-- Data lines --

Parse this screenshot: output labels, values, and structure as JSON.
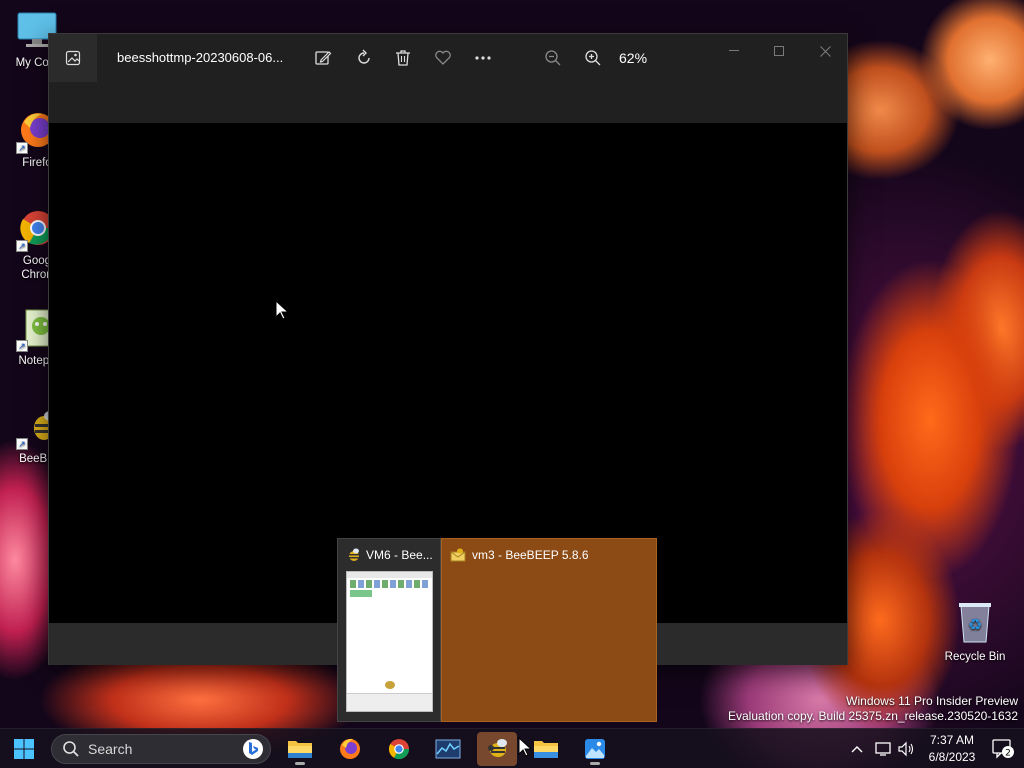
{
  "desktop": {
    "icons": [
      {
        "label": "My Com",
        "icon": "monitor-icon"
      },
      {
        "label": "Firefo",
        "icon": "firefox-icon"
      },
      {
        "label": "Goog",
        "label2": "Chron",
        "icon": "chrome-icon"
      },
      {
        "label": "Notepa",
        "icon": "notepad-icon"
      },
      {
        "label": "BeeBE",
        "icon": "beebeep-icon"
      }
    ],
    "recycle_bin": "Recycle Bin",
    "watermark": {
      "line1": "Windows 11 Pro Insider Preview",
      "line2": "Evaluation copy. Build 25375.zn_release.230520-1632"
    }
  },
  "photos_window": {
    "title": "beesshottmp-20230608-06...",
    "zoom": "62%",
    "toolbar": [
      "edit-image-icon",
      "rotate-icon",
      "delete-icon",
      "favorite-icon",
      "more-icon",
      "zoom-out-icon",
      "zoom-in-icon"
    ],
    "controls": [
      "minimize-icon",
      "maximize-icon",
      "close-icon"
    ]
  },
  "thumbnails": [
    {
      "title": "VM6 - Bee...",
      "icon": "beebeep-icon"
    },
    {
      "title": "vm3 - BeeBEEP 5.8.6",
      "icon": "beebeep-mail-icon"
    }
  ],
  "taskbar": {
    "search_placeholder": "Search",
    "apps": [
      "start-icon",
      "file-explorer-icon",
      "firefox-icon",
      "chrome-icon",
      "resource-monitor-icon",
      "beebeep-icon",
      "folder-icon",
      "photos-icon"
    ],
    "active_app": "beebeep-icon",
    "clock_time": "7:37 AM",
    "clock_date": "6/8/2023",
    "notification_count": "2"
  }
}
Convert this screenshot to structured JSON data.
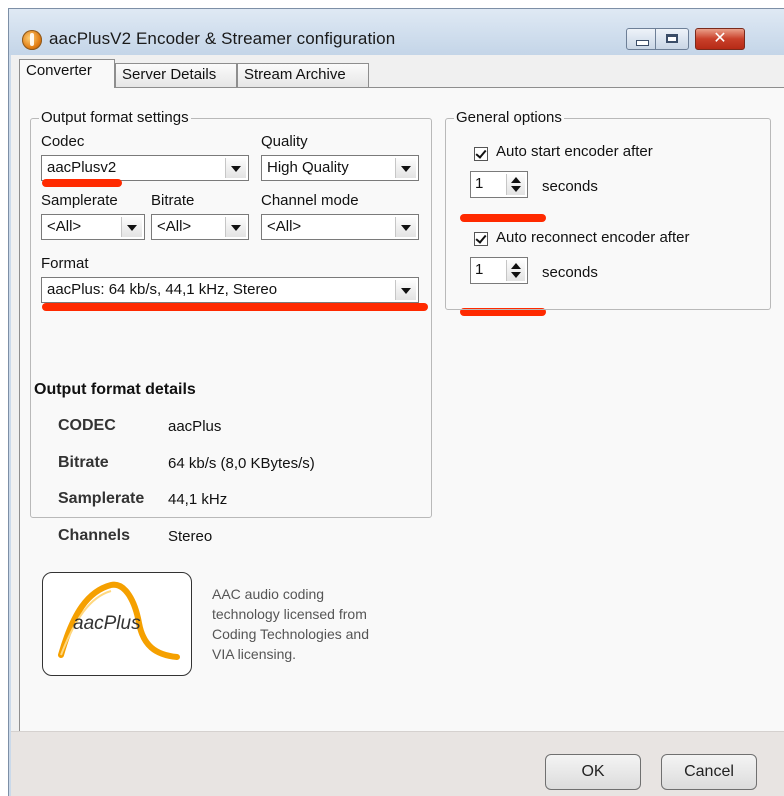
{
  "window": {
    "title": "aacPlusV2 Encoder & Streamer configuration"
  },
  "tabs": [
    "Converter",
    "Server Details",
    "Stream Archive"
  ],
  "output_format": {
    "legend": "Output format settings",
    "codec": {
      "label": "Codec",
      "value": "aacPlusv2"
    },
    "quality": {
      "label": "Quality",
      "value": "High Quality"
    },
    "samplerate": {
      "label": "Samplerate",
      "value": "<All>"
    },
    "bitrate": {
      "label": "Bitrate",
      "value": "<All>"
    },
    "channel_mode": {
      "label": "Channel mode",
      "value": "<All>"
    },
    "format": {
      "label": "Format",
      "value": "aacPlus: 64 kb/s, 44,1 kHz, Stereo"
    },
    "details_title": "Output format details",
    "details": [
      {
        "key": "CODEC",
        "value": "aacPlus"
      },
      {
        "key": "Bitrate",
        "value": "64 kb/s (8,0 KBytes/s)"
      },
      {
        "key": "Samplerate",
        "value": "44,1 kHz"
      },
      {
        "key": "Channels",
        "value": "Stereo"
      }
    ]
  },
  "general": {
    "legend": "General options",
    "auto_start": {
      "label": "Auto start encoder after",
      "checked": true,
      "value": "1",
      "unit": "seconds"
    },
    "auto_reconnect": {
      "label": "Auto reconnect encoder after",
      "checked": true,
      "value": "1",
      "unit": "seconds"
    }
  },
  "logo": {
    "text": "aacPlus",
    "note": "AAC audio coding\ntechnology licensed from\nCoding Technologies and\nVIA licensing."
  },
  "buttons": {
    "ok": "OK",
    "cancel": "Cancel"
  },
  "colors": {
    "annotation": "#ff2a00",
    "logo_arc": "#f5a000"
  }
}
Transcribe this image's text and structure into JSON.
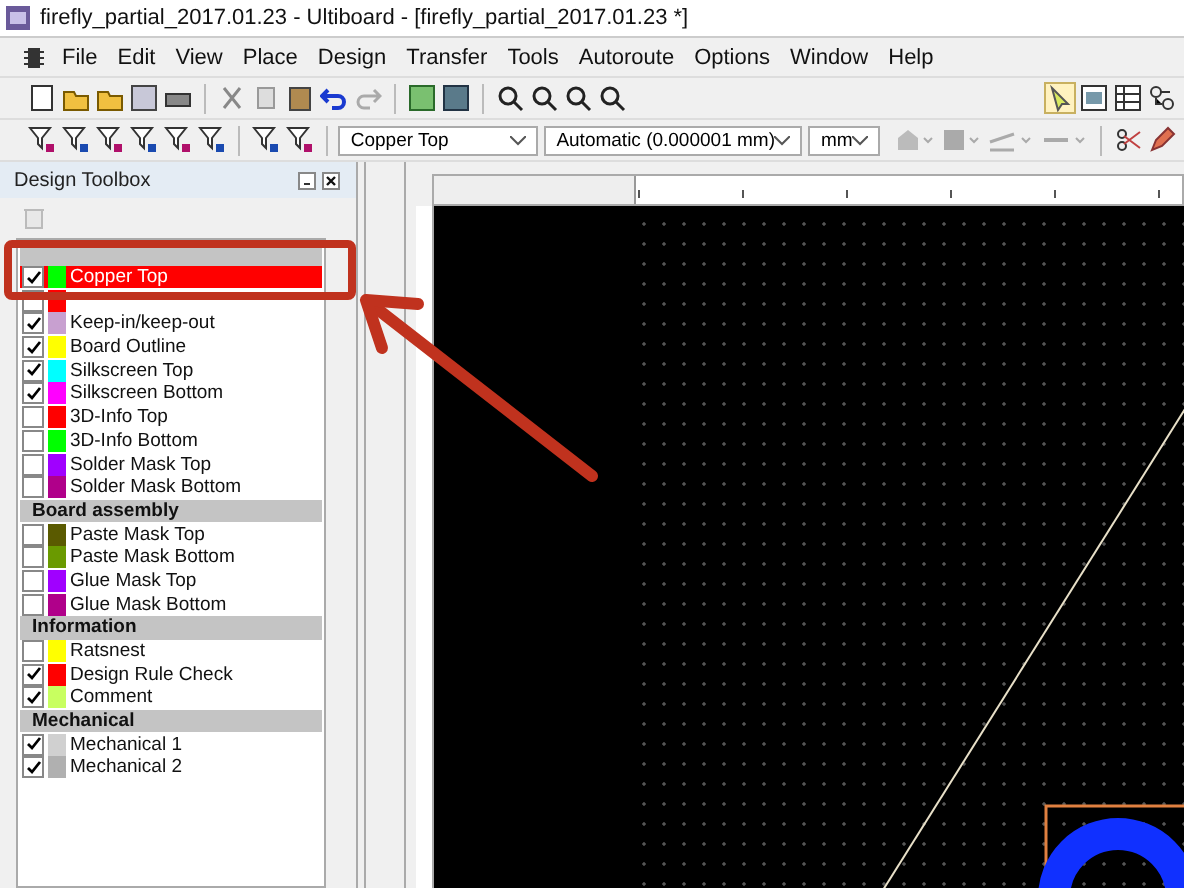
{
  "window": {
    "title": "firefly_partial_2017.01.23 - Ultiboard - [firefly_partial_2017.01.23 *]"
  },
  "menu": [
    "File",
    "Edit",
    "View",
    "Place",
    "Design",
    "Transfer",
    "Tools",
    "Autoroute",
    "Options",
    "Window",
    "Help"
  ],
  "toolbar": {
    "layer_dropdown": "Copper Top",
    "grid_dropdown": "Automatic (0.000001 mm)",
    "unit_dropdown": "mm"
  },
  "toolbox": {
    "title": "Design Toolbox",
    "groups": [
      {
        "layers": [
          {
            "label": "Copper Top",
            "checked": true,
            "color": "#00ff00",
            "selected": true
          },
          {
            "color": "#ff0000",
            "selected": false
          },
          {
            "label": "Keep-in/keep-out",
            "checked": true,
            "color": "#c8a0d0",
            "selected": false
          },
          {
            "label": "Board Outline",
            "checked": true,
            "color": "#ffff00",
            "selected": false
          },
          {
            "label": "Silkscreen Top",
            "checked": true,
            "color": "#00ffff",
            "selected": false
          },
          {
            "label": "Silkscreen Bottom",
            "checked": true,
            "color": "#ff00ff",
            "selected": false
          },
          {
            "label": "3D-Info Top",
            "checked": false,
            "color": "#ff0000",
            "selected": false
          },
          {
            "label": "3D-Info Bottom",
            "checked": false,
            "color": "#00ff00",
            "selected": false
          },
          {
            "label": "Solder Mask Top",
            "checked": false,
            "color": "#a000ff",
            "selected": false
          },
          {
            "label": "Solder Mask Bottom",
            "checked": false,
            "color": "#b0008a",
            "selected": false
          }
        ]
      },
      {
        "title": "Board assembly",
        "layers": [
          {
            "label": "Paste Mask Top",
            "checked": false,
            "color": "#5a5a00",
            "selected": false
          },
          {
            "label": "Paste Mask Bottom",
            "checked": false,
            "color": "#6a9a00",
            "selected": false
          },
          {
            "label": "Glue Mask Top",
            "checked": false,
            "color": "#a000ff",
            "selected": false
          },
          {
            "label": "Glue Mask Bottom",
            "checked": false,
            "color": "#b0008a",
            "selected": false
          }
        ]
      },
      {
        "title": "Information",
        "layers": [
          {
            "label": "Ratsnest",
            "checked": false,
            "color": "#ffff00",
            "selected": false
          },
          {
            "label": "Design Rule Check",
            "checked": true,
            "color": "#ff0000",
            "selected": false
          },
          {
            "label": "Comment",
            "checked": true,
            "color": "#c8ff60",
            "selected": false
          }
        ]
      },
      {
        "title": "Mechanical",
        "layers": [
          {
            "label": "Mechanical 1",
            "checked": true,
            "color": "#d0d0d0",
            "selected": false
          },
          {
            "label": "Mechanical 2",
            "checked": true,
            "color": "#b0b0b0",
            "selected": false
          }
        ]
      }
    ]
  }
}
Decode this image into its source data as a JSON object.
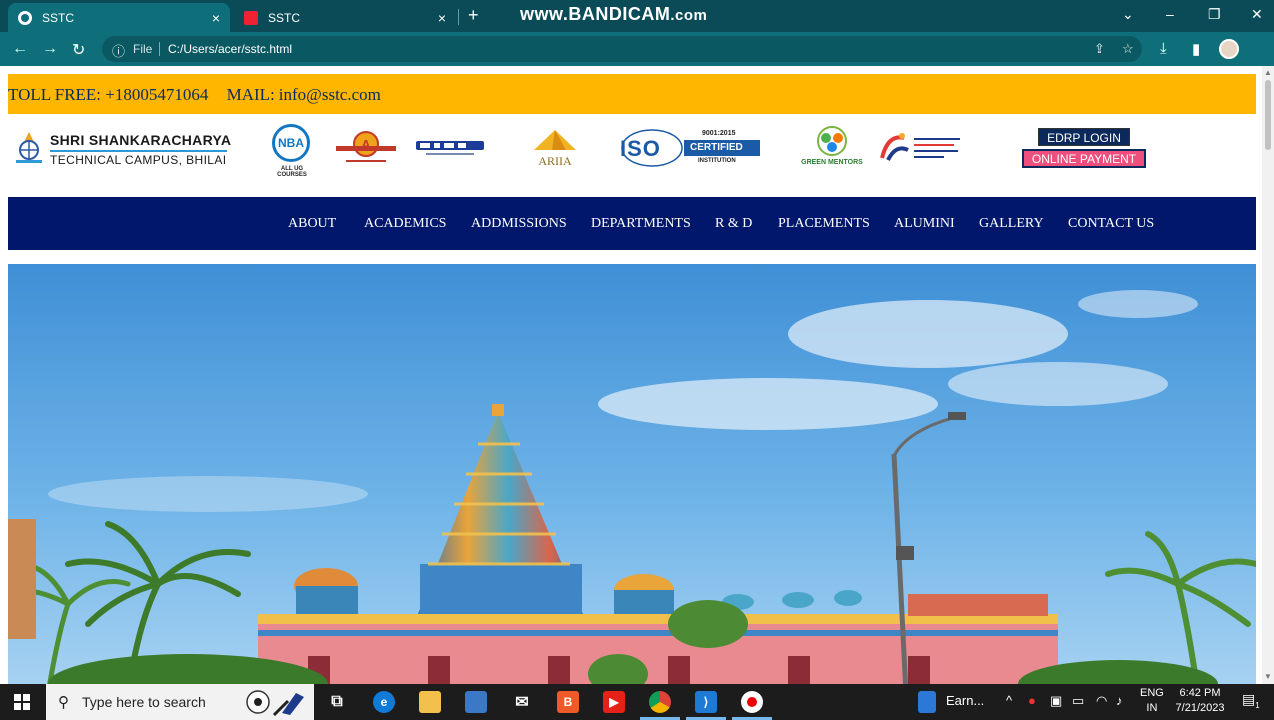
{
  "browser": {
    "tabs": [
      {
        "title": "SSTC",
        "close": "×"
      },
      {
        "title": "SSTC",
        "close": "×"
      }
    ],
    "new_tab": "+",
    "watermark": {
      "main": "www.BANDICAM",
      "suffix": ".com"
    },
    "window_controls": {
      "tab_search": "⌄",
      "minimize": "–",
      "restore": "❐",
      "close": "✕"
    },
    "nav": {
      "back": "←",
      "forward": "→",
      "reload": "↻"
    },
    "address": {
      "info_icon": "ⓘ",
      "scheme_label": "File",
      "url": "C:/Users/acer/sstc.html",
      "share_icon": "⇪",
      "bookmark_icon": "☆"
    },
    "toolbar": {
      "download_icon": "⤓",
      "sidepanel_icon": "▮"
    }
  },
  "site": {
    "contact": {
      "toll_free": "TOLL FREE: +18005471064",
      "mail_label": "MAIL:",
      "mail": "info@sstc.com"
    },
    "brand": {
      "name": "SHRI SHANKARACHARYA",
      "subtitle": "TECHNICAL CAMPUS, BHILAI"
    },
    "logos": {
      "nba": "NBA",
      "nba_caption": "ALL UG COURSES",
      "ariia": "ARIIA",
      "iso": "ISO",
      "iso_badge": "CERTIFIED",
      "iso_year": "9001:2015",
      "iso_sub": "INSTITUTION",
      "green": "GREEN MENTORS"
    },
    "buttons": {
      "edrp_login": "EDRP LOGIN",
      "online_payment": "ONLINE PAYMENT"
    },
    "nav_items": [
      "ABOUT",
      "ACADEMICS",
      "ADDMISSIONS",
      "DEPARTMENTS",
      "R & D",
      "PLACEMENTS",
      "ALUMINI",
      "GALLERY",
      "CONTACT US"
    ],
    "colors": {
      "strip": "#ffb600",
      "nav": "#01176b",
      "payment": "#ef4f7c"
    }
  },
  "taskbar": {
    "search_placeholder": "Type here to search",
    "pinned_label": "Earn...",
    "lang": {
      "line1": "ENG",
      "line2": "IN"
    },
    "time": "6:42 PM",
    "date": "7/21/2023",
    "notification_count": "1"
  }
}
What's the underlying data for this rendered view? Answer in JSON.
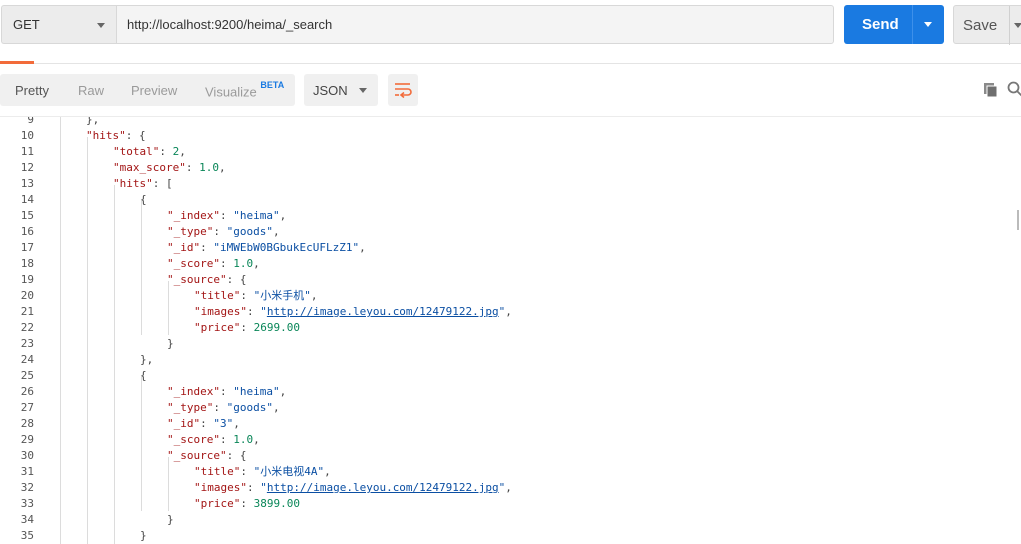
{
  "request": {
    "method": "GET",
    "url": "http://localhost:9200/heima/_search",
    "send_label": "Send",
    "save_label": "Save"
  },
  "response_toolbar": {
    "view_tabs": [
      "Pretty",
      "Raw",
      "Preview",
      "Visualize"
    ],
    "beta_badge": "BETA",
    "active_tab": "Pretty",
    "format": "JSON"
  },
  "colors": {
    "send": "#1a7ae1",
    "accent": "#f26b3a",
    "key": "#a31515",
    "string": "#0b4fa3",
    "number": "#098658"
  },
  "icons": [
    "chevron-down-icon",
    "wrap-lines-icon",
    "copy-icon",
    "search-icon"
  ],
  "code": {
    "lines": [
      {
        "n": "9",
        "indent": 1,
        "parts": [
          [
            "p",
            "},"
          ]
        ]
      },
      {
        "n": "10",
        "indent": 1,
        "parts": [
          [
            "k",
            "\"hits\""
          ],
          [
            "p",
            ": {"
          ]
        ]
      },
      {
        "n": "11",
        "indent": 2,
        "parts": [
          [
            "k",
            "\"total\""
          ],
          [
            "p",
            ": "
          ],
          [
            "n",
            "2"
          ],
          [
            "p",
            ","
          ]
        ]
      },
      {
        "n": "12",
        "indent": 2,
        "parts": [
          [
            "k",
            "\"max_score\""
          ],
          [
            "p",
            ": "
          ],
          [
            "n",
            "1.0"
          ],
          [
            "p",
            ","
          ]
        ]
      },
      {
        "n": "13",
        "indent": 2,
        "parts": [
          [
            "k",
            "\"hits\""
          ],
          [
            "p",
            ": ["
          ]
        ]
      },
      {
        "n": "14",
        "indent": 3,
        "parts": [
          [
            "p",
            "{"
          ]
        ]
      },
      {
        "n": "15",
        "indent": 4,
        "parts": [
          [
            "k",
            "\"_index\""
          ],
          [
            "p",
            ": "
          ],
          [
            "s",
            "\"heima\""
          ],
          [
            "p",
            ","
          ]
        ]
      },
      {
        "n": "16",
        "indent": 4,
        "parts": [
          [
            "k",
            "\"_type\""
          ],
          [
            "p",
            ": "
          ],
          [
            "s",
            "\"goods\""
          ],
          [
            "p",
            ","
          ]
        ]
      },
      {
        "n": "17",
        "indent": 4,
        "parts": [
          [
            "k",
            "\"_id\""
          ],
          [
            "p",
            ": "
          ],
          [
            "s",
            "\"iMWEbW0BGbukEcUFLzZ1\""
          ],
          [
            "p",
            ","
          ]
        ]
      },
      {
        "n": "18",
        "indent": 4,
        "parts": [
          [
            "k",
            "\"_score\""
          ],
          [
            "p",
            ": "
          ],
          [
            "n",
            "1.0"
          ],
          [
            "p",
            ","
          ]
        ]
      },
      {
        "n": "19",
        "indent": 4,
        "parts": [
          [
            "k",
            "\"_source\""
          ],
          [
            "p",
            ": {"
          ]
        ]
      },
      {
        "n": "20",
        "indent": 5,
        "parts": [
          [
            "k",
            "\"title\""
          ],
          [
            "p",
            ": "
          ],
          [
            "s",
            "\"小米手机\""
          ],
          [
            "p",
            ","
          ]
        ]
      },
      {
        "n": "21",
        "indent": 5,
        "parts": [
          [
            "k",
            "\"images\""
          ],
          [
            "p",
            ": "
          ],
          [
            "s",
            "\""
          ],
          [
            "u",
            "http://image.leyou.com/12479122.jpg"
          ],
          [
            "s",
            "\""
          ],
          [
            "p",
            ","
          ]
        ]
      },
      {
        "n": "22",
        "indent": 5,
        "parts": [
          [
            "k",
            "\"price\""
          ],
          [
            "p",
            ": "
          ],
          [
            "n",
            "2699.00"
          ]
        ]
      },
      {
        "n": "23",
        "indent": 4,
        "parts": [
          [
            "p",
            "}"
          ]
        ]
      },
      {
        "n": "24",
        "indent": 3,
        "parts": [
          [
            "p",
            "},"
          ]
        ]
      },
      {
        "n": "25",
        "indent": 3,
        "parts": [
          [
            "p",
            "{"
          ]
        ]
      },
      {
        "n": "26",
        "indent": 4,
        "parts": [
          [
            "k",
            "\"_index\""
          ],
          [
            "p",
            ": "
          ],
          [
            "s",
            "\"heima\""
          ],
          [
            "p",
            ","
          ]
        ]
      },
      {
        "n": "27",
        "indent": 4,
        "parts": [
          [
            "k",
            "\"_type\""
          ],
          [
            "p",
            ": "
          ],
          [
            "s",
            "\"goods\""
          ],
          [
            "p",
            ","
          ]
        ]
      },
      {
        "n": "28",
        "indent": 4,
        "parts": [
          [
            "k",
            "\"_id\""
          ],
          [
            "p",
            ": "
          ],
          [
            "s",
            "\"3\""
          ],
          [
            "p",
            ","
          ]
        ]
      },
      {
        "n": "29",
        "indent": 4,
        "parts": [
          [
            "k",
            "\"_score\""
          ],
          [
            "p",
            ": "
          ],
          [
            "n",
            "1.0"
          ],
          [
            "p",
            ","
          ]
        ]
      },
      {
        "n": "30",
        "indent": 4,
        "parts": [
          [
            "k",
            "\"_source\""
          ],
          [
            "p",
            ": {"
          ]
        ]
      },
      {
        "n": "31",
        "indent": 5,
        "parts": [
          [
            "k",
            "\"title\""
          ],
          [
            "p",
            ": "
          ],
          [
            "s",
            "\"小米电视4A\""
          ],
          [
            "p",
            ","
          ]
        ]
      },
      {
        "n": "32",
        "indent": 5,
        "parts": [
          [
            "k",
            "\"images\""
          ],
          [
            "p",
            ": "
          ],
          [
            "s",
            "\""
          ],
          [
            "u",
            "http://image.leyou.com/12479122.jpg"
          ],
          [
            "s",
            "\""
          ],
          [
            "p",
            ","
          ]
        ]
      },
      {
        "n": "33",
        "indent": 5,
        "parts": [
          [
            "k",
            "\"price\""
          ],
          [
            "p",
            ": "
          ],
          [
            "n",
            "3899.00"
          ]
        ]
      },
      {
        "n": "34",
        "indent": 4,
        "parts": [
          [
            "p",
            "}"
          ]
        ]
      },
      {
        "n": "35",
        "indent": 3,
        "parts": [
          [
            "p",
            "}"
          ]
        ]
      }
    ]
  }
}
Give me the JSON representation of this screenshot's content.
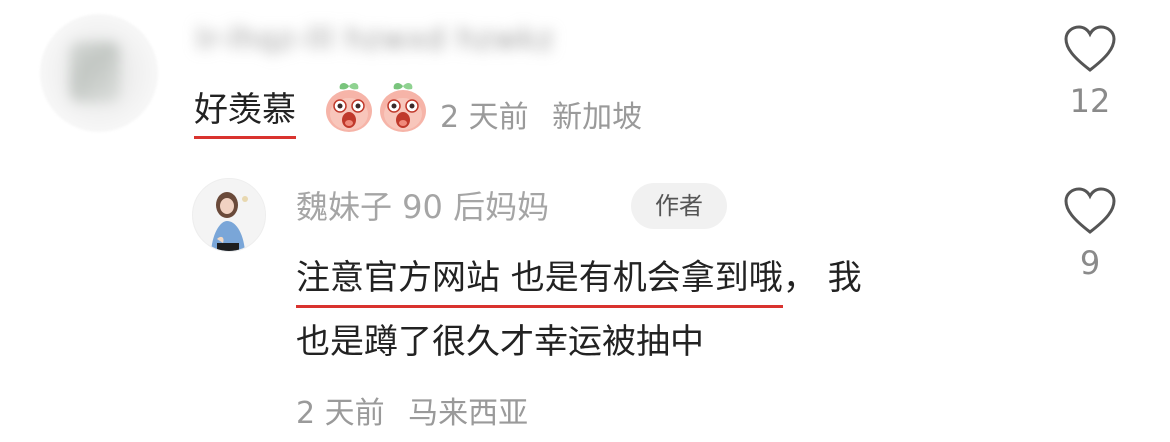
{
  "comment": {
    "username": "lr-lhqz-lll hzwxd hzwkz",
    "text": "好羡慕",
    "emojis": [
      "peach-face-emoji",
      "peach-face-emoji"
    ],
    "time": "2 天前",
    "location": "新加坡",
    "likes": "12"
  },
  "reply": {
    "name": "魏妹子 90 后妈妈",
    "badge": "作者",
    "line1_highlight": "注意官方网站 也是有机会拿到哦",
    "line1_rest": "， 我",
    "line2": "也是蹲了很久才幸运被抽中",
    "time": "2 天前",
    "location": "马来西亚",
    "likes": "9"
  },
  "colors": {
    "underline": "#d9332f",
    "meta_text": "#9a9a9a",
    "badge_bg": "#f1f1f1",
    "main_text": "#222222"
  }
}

-- What is asked --
Give only the number of lines in the data that hold the word "Preview".

-- Completed exercise --
2